=== What is asked ===
Each line that follows is to be retyped exactly.

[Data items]
-- START --

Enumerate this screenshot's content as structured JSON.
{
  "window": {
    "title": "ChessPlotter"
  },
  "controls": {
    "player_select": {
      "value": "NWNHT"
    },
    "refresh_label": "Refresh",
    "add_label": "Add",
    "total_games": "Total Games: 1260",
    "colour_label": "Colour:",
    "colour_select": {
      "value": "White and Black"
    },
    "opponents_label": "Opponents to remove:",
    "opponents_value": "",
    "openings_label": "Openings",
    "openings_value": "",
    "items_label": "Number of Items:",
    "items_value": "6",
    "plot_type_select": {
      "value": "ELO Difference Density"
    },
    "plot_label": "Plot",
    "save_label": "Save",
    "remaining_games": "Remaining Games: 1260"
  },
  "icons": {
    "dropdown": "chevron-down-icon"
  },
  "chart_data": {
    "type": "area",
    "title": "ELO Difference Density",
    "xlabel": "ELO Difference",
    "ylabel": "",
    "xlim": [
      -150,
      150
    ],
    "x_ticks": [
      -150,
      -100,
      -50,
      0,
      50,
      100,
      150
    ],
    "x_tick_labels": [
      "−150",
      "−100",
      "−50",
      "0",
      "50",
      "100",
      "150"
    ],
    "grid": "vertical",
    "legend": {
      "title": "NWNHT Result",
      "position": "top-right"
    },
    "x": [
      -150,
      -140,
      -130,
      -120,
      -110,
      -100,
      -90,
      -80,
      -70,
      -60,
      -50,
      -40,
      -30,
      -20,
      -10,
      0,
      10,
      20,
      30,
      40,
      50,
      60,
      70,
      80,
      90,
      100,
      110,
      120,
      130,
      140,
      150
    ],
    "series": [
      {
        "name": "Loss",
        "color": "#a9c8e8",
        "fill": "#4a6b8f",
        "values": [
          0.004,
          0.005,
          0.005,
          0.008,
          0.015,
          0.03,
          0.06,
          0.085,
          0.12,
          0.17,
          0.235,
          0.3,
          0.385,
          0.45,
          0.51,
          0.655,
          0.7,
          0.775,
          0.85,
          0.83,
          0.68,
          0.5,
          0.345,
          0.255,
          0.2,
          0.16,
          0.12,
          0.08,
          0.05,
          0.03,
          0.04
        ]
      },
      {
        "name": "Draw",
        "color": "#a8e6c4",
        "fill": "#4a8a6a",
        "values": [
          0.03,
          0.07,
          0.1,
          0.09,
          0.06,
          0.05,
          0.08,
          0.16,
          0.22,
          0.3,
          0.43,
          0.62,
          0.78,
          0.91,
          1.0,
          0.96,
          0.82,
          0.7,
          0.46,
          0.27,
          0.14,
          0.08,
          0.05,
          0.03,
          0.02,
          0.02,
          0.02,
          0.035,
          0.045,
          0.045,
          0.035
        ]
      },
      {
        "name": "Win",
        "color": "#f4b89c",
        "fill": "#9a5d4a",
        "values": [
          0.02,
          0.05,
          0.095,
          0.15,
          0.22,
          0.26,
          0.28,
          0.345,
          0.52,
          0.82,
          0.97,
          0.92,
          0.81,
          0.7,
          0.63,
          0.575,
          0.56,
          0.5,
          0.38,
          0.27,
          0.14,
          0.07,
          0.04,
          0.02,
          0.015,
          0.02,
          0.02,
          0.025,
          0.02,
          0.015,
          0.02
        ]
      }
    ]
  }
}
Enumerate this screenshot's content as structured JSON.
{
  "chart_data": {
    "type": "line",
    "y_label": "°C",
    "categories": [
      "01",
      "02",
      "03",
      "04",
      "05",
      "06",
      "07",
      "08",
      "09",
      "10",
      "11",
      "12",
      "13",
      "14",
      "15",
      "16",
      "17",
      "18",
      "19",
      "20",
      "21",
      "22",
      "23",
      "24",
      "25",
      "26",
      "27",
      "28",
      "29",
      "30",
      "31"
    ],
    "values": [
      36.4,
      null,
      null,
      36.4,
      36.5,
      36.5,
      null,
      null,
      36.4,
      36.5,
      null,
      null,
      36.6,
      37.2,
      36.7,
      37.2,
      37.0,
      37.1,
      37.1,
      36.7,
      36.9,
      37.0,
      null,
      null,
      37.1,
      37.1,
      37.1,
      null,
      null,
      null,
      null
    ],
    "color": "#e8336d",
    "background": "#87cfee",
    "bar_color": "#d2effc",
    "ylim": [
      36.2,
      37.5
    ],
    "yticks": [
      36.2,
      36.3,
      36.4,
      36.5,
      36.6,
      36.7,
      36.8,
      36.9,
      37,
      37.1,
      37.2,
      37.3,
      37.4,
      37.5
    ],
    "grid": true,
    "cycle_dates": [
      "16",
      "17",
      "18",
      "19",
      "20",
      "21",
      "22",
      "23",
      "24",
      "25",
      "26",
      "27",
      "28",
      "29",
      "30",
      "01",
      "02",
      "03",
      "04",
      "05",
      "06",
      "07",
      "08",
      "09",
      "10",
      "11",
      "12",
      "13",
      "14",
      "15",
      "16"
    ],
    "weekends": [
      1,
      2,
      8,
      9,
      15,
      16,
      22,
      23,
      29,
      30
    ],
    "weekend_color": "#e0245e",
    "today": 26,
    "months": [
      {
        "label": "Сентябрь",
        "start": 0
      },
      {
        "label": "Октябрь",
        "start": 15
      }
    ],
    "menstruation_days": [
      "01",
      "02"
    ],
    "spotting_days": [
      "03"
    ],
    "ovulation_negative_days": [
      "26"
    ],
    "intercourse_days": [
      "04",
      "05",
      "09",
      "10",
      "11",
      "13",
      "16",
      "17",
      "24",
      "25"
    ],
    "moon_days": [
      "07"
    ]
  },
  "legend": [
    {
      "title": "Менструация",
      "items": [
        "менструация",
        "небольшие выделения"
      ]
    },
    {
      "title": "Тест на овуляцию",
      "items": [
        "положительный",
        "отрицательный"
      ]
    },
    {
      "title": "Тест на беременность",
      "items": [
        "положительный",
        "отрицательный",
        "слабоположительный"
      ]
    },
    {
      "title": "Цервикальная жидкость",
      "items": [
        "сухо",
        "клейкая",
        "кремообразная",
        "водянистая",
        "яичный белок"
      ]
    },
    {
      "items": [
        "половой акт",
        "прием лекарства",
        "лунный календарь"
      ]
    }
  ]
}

-- END --

=== Response to this exercise ===
Enumerate this screenshot's content as structured JSON.
{
  "window": {
    "title": "ChessPlotter"
  },
  "controls": {
    "player_select": {
      "value": "NWNHT"
    },
    "refresh_label": "Refresh",
    "add_label": "Add",
    "total_games": "Total Games: 1260",
    "colour_label": "Colour:",
    "colour_select": {
      "value": "White and Black"
    },
    "opponents_label": "Opponents to remove:",
    "opponents_value": "",
    "openings_label": "Openings",
    "openings_value": "",
    "items_label": "Number of Items:",
    "items_value": "6",
    "plot_type_select": {
      "value": "ELO Difference Density"
    },
    "plot_label": "Plot",
    "save_label": "Save",
    "remaining_games": "Remaining Games: 1260"
  },
  "icons": {
    "dropdown": "chevron-down-icon"
  },
  "chart_data": {
    "type": "area",
    "title": "ELO Difference Density",
    "xlabel": "ELO Difference",
    "ylabel": "",
    "xlim": [
      -150,
      150
    ],
    "x_ticks": [
      -150,
      -100,
      -50,
      0,
      50,
      100,
      150
    ],
    "x_tick_labels": [
      "−150",
      "−100",
      "−50",
      "0",
      "50",
      "100",
      "150"
    ],
    "grid": "vertical",
    "legend": {
      "title": "NWNHT Result",
      "position": "top-right"
    },
    "x": [
      -150,
      -140,
      -130,
      -120,
      -110,
      -100,
      -90,
      -80,
      -70,
      -60,
      -50,
      -40,
      -30,
      -20,
      -10,
      0,
      10,
      20,
      30,
      40,
      50,
      60,
      70,
      80,
      90,
      100,
      110,
      120,
      130,
      140,
      150
    ],
    "series": [
      {
        "name": "Loss",
        "color": "#a9c8e8",
        "fill": "#4a6b8f",
        "values": [
          0.004,
          0.005,
          0.005,
          0.008,
          0.015,
          0.03,
          0.06,
          0.085,
          0.12,
          0.17,
          0.235,
          0.3,
          0.385,
          0.45,
          0.51,
          0.655,
          0.7,
          0.775,
          0.85,
          0.83,
          0.68,
          0.5,
          0.345,
          0.255,
          0.2,
          0.16,
          0.12,
          0.08,
          0.05,
          0.03,
          0.04
        ]
      },
      {
        "name": "Draw",
        "color": "#a8e6c4",
        "fill": "#4a8a6a",
        "values": [
          0.03,
          0.07,
          0.1,
          0.09,
          0.06,
          0.05,
          0.08,
          0.16,
          0.22,
          0.3,
          0.43,
          0.62,
          0.78,
          0.91,
          1.0,
          0.96,
          0.82,
          0.7,
          0.46,
          0.27,
          0.14,
          0.08,
          0.05,
          0.03,
          0.02,
          0.02,
          0.02,
          0.035,
          0.045,
          0.045,
          0.035
        ]
      },
      {
        "name": "Win",
        "color": "#f4b89c",
        "fill": "#9a5d4a",
        "values": [
          0.02,
          0.05,
          0.095,
          0.15,
          0.22,
          0.26,
          0.28,
          0.345,
          0.52,
          0.82,
          0.97,
          0.92,
          0.81,
          0.7,
          0.63,
          0.575,
          0.56,
          0.5,
          0.38,
          0.27,
          0.14,
          0.07,
          0.04,
          0.02,
          0.015,
          0.02,
          0.02,
          0.025,
          0.02,
          0.015,
          0.02
        ]
      }
    ]
  }
}
Enumerate this screenshot's content as structured JSON.
{
  "chart_data": {
    "type": "line",
    "y_label": "°C",
    "categories": [
      "01",
      "02",
      "03",
      "04",
      "05",
      "06",
      "07",
      "08",
      "09",
      "10",
      "11",
      "12",
      "13",
      "14",
      "15",
      "16",
      "17",
      "18",
      "19",
      "20",
      "21",
      "22",
      "23",
      "24",
      "25",
      "26",
      "27",
      "28",
      "29",
      "30",
      "31"
    ],
    "values": [
      36.4,
      null,
      null,
      36.4,
      36.5,
      36.5,
      null,
      null,
      36.4,
      36.5,
      null,
      null,
      36.6,
      37.2,
      36.7,
      37.2,
      37.0,
      37.1,
      37.1,
      36.7,
      36.9,
      37.0,
      null,
      null,
      37.1,
      37.1,
      37.1,
      null,
      null,
      null,
      null
    ],
    "color": "#e8336d",
    "background": "#87cfee",
    "bar_color": "#d2effc",
    "ylim": [
      36.2,
      37.5
    ],
    "yticks": [
      36.2,
      36.3,
      36.4,
      36.5,
      36.6,
      36.7,
      36.8,
      36.9,
      37,
      37.1,
      37.2,
      37.3,
      37.4,
      37.5
    ],
    "grid": true,
    "cycle_dates": [
      "16",
      "17",
      "18",
      "19",
      "20",
      "21",
      "22",
      "23",
      "24",
      "25",
      "26",
      "27",
      "28",
      "29",
      "30",
      "01",
      "02",
      "03",
      "04",
      "05",
      "06",
      "07",
      "08",
      "09",
      "10",
      "11",
      "12",
      "13",
      "14",
      "15",
      "16"
    ],
    "weekends": [
      1,
      2,
      8,
      9,
      15,
      16,
      22,
      23,
      29,
      30
    ],
    "weekend_color": "#e0245e",
    "today": 26,
    "months": [
      {
        "label": "Сентябрь",
        "start": 0
      },
      {
        "label": "Октябрь",
        "start": 15
      }
    ],
    "menstruation_days": [
      "01",
      "02"
    ],
    "spotting_days": [
      "03"
    ],
    "ovulation_negative_days": [
      "26"
    ],
    "intercourse_days": [
      "04",
      "05",
      "09",
      "10",
      "11",
      "13",
      "16",
      "17",
      "24",
      "25"
    ],
    "moon_days": [
      "07"
    ]
  },
  "legend": [
    {
      "title": "Менструация",
      "items": [
        "менструация",
        "небольшие выделения"
      ]
    },
    {
      "title": "Тест на овуляцию",
      "items": [
        "положительный",
        "отрицательный"
      ]
    },
    {
      "title": "Тест на беременность",
      "items": [
        "положительный",
        "отрицательный",
        "слабоположительный"
      ]
    },
    {
      "title": "Цервикальная жидкость",
      "items": [
        "сухо",
        "клейкая",
        "кремообразная",
        "водянистая",
        "яичный белок"
      ]
    },
    {
      "items": [
        "половой акт",
        "прием лекарства",
        "лунный календарь"
      ]
    }
  ]
}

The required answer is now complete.